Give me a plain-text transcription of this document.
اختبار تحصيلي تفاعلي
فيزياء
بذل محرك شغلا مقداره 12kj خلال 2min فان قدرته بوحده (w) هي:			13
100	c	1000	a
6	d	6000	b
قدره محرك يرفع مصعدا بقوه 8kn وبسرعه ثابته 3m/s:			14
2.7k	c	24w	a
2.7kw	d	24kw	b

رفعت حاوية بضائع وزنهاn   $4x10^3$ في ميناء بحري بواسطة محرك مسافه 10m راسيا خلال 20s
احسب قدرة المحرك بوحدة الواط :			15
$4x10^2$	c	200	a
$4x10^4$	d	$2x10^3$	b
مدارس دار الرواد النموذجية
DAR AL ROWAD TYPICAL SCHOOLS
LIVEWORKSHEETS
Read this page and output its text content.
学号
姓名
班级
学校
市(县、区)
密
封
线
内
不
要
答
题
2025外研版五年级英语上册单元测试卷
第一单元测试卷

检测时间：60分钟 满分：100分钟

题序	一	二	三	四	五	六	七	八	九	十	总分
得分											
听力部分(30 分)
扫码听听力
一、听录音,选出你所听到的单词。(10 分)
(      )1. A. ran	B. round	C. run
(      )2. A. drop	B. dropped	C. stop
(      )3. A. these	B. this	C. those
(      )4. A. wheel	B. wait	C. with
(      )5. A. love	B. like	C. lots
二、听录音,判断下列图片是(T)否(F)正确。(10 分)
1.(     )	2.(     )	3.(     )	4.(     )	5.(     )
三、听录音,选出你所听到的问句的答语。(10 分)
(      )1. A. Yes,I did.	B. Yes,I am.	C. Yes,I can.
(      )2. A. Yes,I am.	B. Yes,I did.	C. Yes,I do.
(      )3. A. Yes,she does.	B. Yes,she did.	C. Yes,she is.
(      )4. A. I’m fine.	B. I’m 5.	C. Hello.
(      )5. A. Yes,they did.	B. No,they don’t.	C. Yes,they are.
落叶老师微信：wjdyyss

★ ★ ★ ★ ★ ★ ★

**Work required**
Write out each line of the data above again, exactly as given.

**Reply**
Give me a plain-text transcription of this document.
اختبار تحصيلي تفاعلي
فيزياء
بذل محرك شغلا مقداره 12kj خلال 2min فان قدرته بوحده (w) هي:			13
100	c	1000	a
6	d	6000	b
قدره محرك يرفع مصعدا بقوه 8kn وبسرعه ثابته 3m/s:			14
2.7k	c	24w	a
2.7kw	d	24kw	b

رفعت حاوية بضائع وزنهاn   $4x10^3$ في ميناء بحري بواسطة محرك مسافه 10m راسيا خلال 20s
احسب قدرة المحرك بوحدة الواط :			15
$4x10^2$	c	200	a
$4x10^4$	d	$2x10^3$	b
مدارس دار الرواد النموذجية
DAR AL ROWAD TYPICAL SCHOOLS
LIVEWORKSHEETS
Read this page and output its text content.
学号
姓名
班级
学校
市(县、区)
密
封
线
内
不
要
答
题
2025外研版五年级英语上册单元测试卷
第一单元测试卷

检测时间：60分钟 满分：100分钟

题序	一	二	三	四	五	六	七	八	九	十	总分
得分											
听力部分(30 分)
扫码听听力
一、听录音,选出你所听到的单词。(10 分)
(      )1. A. ran	B. round	C. run
(      )2. A. drop	B. dropped	C. stop
(      )3. A. these	B. this	C. those
(      )4. A. wheel	B. wait	C. with
(      )5. A. love	B. like	C. lots
二、听录音,判断下列图片是(T)否(F)正确。(10 分)
1.(     )	2.(     )	3.(     )	4.(     )	5.(     )
三、听录音,选出你所听到的问句的答语。(10 分)
(      )1. A. Yes,I did.	B. Yes,I am.	C. Yes,I can.
(      )2. A. Yes,I am.	B. Yes,I did.	C. Yes,I do.
(      )3. A. Yes,she does.	B. Yes,she did.	C. Yes,she is.
(      )4. A. I’m fine.	B. I’m 5.	C. Hello.
(      )5. A. Yes,they did.	B. No,they don’t.	C. Yes,they are.
落叶老师微信：wjdyyss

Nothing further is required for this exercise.